Your objective:
Rewrite only the rows from the line with "minimize-icon[interactable]: – (1227, 50, 1237, 71)" up to and including the line with "chat-bubble-icon: 💬 (562, 995, 592, 1022)", updating every "interactable" to "clickable" and keeping all else unchanged.

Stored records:
==========
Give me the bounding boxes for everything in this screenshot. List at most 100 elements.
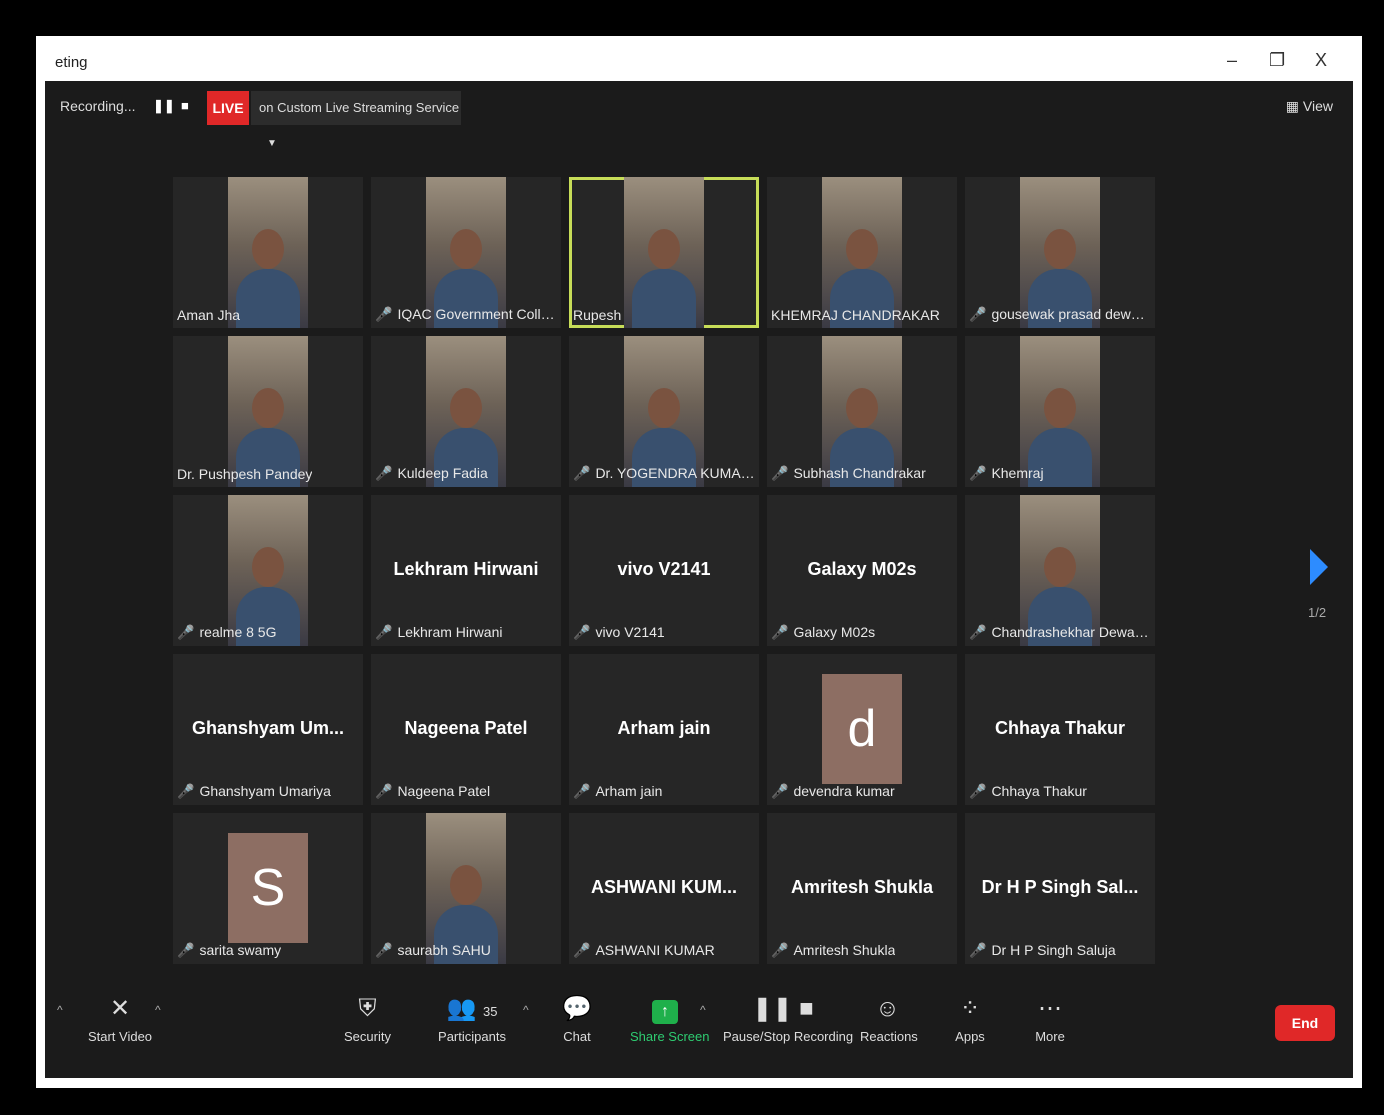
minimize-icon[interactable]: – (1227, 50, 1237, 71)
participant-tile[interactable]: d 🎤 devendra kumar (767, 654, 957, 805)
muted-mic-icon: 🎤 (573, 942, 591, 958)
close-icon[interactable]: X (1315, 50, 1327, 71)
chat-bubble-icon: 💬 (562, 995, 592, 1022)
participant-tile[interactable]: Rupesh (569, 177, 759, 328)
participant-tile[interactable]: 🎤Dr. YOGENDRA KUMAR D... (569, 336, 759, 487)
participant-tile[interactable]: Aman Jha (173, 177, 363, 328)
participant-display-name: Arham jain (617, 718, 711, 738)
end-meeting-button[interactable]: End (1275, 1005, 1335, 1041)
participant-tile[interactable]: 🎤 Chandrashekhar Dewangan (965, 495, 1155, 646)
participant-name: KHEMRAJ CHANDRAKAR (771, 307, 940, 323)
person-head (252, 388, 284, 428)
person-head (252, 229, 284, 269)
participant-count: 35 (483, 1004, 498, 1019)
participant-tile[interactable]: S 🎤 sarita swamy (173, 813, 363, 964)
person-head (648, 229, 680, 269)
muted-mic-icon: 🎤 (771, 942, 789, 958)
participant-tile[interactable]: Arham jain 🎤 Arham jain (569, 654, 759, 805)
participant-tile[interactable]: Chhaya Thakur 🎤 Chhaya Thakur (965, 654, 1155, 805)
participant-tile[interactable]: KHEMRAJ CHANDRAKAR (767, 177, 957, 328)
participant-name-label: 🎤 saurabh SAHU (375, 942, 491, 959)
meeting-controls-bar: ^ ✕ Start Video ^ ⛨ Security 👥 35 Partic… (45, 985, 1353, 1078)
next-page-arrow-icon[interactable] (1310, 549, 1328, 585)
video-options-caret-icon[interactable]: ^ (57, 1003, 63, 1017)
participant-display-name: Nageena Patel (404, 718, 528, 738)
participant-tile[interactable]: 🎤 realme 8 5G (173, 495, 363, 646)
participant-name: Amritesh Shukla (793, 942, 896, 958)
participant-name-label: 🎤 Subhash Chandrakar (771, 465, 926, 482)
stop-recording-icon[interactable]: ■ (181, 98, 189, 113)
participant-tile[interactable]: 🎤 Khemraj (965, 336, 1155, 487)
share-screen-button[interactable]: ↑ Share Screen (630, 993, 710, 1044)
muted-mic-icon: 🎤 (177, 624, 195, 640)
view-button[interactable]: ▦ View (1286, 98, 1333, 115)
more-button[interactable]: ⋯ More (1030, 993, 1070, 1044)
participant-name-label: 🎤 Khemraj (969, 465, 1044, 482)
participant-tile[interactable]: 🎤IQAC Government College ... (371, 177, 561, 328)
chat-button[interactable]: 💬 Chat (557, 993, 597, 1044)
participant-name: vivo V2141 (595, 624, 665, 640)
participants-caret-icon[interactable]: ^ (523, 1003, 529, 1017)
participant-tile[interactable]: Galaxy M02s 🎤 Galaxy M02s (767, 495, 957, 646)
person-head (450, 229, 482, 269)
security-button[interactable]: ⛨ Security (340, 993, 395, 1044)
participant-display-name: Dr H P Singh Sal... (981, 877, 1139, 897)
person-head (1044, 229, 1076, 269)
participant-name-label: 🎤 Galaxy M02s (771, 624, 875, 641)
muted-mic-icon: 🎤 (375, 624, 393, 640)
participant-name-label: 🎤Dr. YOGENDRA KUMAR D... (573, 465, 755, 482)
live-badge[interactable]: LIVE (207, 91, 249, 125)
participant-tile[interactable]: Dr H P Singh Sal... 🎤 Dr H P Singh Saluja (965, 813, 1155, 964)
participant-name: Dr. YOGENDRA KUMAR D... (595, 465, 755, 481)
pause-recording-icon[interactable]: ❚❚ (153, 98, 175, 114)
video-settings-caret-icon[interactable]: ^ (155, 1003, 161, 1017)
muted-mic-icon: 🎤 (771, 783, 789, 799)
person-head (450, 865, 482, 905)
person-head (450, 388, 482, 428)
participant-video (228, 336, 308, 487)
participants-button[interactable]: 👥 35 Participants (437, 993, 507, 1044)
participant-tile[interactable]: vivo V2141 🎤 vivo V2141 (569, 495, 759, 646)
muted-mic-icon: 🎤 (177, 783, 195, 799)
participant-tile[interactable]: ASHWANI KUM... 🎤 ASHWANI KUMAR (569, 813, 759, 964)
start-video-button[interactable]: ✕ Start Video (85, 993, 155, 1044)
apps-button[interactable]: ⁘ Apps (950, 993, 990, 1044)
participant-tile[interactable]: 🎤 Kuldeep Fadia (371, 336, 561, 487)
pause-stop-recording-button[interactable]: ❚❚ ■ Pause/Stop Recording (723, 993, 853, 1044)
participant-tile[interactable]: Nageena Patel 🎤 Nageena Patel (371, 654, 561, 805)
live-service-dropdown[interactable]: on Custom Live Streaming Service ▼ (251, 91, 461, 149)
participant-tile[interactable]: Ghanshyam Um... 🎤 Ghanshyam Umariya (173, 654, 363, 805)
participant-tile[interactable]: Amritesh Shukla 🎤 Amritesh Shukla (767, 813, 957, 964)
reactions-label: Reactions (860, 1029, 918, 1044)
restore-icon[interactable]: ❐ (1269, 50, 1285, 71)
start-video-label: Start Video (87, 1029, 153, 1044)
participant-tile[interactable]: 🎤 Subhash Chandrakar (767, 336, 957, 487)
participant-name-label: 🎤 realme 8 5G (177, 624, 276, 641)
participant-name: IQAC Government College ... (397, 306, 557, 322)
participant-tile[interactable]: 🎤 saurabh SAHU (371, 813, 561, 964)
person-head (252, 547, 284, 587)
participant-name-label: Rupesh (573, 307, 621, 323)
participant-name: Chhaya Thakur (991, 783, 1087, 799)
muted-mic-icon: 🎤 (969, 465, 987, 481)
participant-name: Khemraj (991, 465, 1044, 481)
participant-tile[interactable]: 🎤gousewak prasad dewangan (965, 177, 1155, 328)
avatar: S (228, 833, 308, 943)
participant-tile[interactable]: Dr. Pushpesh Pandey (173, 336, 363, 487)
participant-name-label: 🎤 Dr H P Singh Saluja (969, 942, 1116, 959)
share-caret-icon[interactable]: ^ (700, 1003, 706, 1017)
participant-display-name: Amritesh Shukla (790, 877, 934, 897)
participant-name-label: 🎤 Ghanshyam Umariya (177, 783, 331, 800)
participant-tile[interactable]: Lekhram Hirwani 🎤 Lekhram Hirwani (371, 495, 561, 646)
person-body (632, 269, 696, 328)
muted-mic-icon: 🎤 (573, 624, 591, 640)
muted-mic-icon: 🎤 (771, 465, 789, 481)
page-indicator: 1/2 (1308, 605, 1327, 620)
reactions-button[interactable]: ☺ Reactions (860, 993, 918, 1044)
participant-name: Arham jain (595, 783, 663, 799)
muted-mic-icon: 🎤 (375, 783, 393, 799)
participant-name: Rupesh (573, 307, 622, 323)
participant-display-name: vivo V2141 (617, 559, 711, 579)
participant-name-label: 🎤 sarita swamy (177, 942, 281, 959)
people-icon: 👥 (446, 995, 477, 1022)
==========
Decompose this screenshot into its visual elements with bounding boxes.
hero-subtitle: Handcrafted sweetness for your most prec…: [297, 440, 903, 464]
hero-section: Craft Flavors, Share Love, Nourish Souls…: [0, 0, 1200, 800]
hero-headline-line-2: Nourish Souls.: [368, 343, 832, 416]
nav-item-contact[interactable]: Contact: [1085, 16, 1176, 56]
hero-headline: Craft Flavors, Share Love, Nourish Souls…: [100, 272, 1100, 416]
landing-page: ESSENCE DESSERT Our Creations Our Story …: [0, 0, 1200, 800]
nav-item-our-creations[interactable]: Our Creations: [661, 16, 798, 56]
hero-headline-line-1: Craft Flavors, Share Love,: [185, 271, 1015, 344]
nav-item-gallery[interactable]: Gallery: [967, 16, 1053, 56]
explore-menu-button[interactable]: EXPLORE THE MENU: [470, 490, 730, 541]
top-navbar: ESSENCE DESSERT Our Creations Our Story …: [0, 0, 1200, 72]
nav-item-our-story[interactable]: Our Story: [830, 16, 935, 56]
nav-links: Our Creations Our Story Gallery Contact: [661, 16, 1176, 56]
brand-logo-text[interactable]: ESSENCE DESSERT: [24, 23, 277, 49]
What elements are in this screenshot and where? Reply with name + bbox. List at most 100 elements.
==========
Solution for this task:
minimize-icon[clickable]: – (1227, 50, 1237, 71)
participant-tile[clickable]: d 🎤 devendra kumar (767, 654, 957, 805)
muted-mic-icon: 🎤 (573, 942, 591, 958)
close-icon[clickable]: X (1315, 50, 1327, 71)
chat-bubble-icon: 💬 (562, 995, 592, 1022)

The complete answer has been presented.